*TASK*:
Set down each record exactly as written.

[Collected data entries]
┄┄┄┄┄┄┄┄┄┄
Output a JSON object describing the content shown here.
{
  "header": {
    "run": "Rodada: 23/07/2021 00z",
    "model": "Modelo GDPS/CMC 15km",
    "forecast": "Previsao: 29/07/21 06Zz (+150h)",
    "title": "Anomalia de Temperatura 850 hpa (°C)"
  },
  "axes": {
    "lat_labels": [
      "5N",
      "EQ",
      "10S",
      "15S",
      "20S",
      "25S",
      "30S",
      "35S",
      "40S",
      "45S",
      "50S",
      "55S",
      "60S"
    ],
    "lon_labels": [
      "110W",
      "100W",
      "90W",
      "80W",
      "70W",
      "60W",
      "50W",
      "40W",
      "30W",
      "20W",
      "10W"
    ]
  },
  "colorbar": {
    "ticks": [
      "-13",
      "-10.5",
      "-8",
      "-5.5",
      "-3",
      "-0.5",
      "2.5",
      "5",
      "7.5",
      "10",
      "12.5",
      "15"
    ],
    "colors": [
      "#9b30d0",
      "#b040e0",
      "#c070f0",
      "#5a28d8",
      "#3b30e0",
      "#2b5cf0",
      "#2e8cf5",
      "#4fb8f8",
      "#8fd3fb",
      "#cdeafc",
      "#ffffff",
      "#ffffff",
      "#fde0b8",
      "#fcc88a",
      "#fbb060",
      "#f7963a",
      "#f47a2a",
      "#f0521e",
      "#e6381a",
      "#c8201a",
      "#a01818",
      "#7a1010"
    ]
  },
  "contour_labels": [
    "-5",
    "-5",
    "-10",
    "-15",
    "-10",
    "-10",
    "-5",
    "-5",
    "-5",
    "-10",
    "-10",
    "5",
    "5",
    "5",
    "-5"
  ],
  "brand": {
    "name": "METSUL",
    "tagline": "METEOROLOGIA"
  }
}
┄┄┄┄┄┄┄┄┄┄
*OUTPUT FOR THIS EXERCISE*:
Output a JSON object describing the content shown here.
{
  "header": {
    "run": "Rodada: 23/07/2021 00z",
    "model": "Modelo GDPS/CMC 15km",
    "forecast": "Previsao: 29/07/21 06Zz (+150h)",
    "title": "Anomalia de Temperatura 850 hpa (°C)"
  },
  "axes": {
    "lat_labels": [
      "5N",
      "EQ",
      "10S",
      "15S",
      "20S",
      "25S",
      "30S",
      "35S",
      "40S",
      "45S",
      "50S",
      "55S",
      "60S"
    ],
    "lon_labels": [
      "110W",
      "100W",
      "90W",
      "80W",
      "70W",
      "60W",
      "50W",
      "40W",
      "30W",
      "20W",
      "10W"
    ]
  },
  "colorbar": {
    "ticks": [
      "-13",
      "-10.5",
      "-8",
      "-5.5",
      "-3",
      "-0.5",
      "2.5",
      "5",
      "7.5",
      "10",
      "12.5",
      "15"
    ],
    "colors": [
      "#9b30d0",
      "#b040e0",
      "#c070f0",
      "#5a28d8",
      "#3b30e0",
      "#2b5cf0",
      "#2e8cf5",
      "#4fb8f8",
      "#8fd3fb",
      "#cdeafc",
      "#ffffff",
      "#ffffff",
      "#fde0b8",
      "#fcc88a",
      "#fbb060",
      "#f7963a",
      "#f47a2a",
      "#f0521e",
      "#e6381a",
      "#c8201a",
      "#a01818",
      "#7a1010"
    ]
  },
  "contour_labels": [
    "-5",
    "-5",
    "-10",
    "-15",
    "-10",
    "-10",
    "-5",
    "-5",
    "-5",
    "-10",
    "-10",
    "5",
    "5",
    "5",
    "-5"
  ],
  "brand": {
    "name": "METSUL",
    "tagline": "METEOROLOGIA"
  }
}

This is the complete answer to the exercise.